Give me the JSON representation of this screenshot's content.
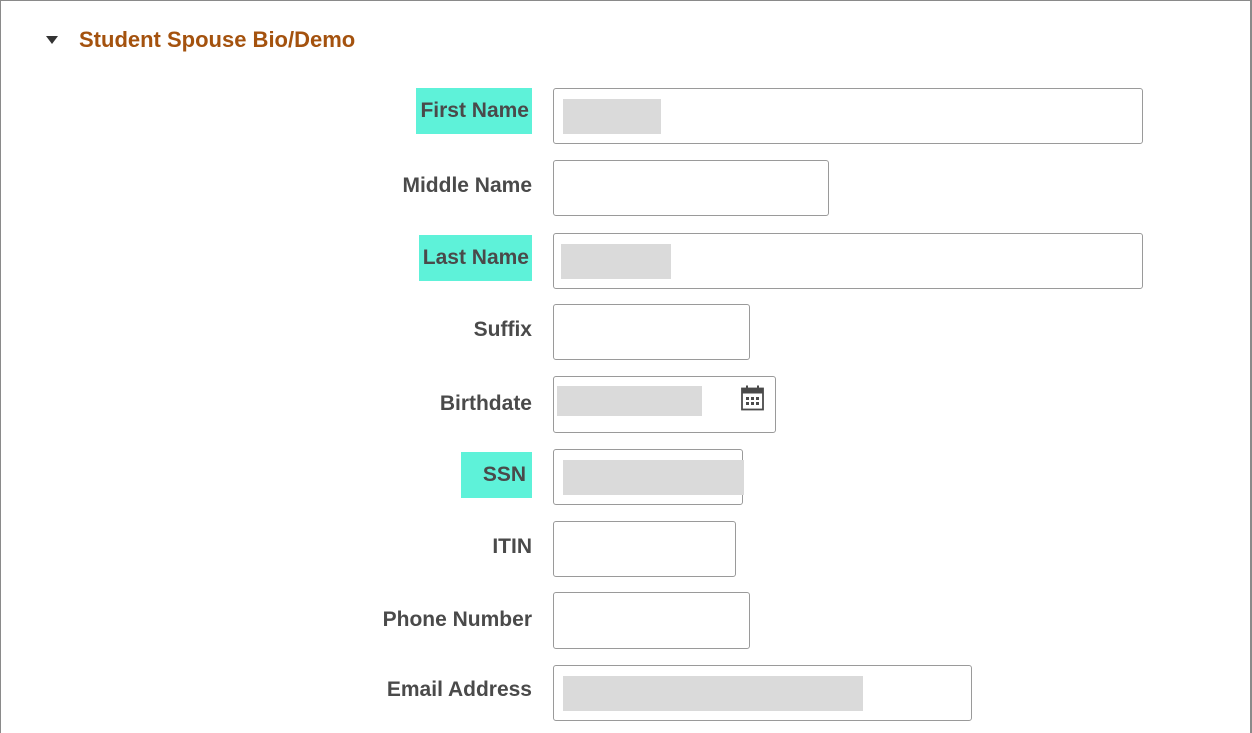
{
  "section": {
    "title": "Student Spouse Bio/Demo",
    "expander_icon": "triangle-down-icon"
  },
  "fields": {
    "first_name": {
      "label": "First Name",
      "value": "",
      "required": true
    },
    "middle_name": {
      "label": "Middle Name",
      "value": "",
      "required": false
    },
    "last_name": {
      "label": "Last Name",
      "value": "",
      "required": true
    },
    "suffix": {
      "label": "Suffix",
      "value": "",
      "required": false
    },
    "birthdate": {
      "label": "Birthdate",
      "value": "",
      "required": false,
      "icon": "calendar-icon"
    },
    "ssn": {
      "label": "SSN",
      "value": "",
      "required": true
    },
    "itin": {
      "label": "ITIN",
      "value": "",
      "required": false
    },
    "phone_number": {
      "label": "Phone Number",
      "value": "",
      "required": false
    },
    "email_address": {
      "label": "Email Address",
      "value": "",
      "required": false
    }
  },
  "colors": {
    "section_title": "#a4520e",
    "required_highlight": "#5ef2d9",
    "label_text": "#4a4a4a",
    "input_border": "#9a9a9a",
    "redaction": "#dadada"
  }
}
★ ★ ★
* **EXERCISE**
Using the records above, retype everything exactly except the pictures.

* **SOLUTION BELOW**
Give me the JSON representation of this screenshot's content.
{
  "section": {
    "title": "Student Spouse Bio/Demo",
    "expander_icon": "triangle-down-icon"
  },
  "fields": {
    "first_name": {
      "label": "First Name",
      "value": "",
      "required": true
    },
    "middle_name": {
      "label": "Middle Name",
      "value": "",
      "required": false
    },
    "last_name": {
      "label": "Last Name",
      "value": "",
      "required": true
    },
    "suffix": {
      "label": "Suffix",
      "value": "",
      "required": false
    },
    "birthdate": {
      "label": "Birthdate",
      "value": "",
      "required": false,
      "icon": "calendar-icon"
    },
    "ssn": {
      "label": "SSN",
      "value": "",
      "required": true
    },
    "itin": {
      "label": "ITIN",
      "value": "",
      "required": false
    },
    "phone_number": {
      "label": "Phone Number",
      "value": "",
      "required": false
    },
    "email_address": {
      "label": "Email Address",
      "value": "",
      "required": false
    }
  },
  "colors": {
    "section_title": "#a4520e",
    "required_highlight": "#5ef2d9",
    "label_text": "#4a4a4a",
    "input_border": "#9a9a9a",
    "redaction": "#dadada"
  }
}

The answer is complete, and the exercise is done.